• _Information provided_:
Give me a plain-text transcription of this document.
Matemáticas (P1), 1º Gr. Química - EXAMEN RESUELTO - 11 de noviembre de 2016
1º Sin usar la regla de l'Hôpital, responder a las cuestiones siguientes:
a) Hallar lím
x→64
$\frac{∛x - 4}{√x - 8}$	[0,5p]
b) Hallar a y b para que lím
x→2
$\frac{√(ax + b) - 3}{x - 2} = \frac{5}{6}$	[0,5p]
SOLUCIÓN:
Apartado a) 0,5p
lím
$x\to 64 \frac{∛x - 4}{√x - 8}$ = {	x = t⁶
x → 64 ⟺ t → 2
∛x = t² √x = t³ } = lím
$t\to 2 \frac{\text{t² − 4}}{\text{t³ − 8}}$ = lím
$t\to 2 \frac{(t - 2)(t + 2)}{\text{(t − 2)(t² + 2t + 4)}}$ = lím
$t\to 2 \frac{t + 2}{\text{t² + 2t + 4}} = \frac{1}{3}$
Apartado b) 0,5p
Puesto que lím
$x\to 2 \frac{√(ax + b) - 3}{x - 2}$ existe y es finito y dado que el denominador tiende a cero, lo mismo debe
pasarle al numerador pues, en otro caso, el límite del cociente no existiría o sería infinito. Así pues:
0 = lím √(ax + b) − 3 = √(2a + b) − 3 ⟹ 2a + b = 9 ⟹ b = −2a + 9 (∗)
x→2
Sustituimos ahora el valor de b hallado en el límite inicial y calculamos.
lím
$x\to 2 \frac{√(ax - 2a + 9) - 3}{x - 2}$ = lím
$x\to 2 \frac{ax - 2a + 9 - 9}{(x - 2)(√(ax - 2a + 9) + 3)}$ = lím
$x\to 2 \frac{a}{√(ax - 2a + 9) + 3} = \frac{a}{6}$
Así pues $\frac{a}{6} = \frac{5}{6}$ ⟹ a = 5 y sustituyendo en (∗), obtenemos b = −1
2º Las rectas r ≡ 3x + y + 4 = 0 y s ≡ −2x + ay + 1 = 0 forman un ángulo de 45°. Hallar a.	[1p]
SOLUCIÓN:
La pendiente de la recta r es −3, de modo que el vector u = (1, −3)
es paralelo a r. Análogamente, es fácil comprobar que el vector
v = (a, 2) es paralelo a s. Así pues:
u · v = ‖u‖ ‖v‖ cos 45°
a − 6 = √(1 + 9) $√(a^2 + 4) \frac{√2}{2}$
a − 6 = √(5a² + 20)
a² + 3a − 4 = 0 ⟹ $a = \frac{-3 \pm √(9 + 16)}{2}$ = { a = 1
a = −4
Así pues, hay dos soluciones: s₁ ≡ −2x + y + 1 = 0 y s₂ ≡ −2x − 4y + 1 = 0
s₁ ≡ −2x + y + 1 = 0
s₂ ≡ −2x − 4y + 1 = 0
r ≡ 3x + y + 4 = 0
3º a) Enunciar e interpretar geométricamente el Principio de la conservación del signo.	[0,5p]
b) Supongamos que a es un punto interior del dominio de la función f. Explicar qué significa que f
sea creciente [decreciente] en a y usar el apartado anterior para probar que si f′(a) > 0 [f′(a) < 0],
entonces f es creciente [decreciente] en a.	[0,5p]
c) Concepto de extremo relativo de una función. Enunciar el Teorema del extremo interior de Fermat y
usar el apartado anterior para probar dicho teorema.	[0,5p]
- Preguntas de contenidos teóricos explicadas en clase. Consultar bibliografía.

• _Task to carry out_: Repeat the data exactly. Leave nothing out.

• _Output for this task_:
Give me a plain-text transcription of this document.
Matemáticas (P1), 1º Gr. Química - EXAMEN RESUELTO - 11 de noviembre de 2016
1º Sin usar la regla de l'Hôpital, responder a las cuestiones siguientes:
a) Hallar lím
x→64
$\frac{∛x - 4}{√x - 8}$	[0,5p]
b) Hallar a y b para que lím
x→2
$\frac{√(ax + b) - 3}{x - 2} = \frac{5}{6}$	[0,5p]
SOLUCIÓN:
Apartado a) 0,5p
lím
$x\to 64 \frac{∛x - 4}{√x - 8}$ = {	x = t⁶
x → 64 ⟺ t → 2
∛x = t² √x = t³ } = lím
$t\to 2 \frac{\text{t² − 4}}{\text{t³ − 8}}$ = lím
$t\to 2 \frac{(t - 2)(t + 2)}{\text{(t − 2)(t² + 2t + 4)}}$ = lím
$t\to 2 \frac{t + 2}{\text{t² + 2t + 4}} = \frac{1}{3}$
Apartado b) 0,5p
Puesto que lím
$x\to 2 \frac{√(ax + b) - 3}{x - 2}$ existe y es finito y dado que el denominador tiende a cero, lo mismo debe
pasarle al numerador pues, en otro caso, el límite del cociente no existiría o sería infinito. Así pues:
0 = lím √(ax + b) − 3 = √(2a + b) − 3 ⟹ 2a + b = 9 ⟹ b = −2a + 9 (∗)
x→2
Sustituimos ahora el valor de b hallado en el límite inicial y calculamos.
lím
$x\to 2 \frac{√(ax - 2a + 9) - 3}{x - 2}$ = lím
$x\to 2 \frac{ax - 2a + 9 - 9}{(x - 2)(√(ax - 2a + 9) + 3)}$ = lím
$x\to 2 \frac{a}{√(ax - 2a + 9) + 3} = \frac{a}{6}$
Así pues $\frac{a}{6} = \frac{5}{6}$ ⟹ a = 5 y sustituyendo en (∗), obtenemos b = −1
2º Las rectas r ≡ 3x + y + 4 = 0 y s ≡ −2x + ay + 1 = 0 forman un ángulo de 45°. Hallar a.	[1p]
SOLUCIÓN:
La pendiente de la recta r es −3, de modo que el vector u = (1, −3)
es paralelo a r. Análogamente, es fácil comprobar que el vector
v = (a, 2) es paralelo a s. Así pues:
u · v = ‖u‖ ‖v‖ cos 45°
a − 6 = √(1 + 9) $√(a^2 + 4) \frac{√2}{2}$
a − 6 = √(5a² + 20)
a² + 3a − 4 = 0 ⟹ $a = \frac{-3 \pm √(9 + 16)}{2}$ = { a = 1
a = −4
Así pues, hay dos soluciones: s₁ ≡ −2x + y + 1 = 0 y s₂ ≡ −2x − 4y + 1 = 0
s₁ ≡ −2x + y + 1 = 0
s₂ ≡ −2x − 4y + 1 = 0
r ≡ 3x + y + 4 = 0
3º a) Enunciar e interpretar geométricamente el Principio de la conservación del signo.	[0,5p]
b) Supongamos que a es un punto interior del dominio de la función f. Explicar qué significa que f
sea creciente [decreciente] en a y usar el apartado anterior para probar que si f′(a) > 0 [f′(a) < 0],
entonces f es creciente [decreciente] en a.	[0,5p]
c) Concepto de extremo relativo de una función. Enunciar el Teorema del extremo interior de Fermat y
usar el apartado anterior para probar dicho teorema.	[0,5p]
- Preguntas de contenidos teóricos explicadas en clase. Consultar bibliografía.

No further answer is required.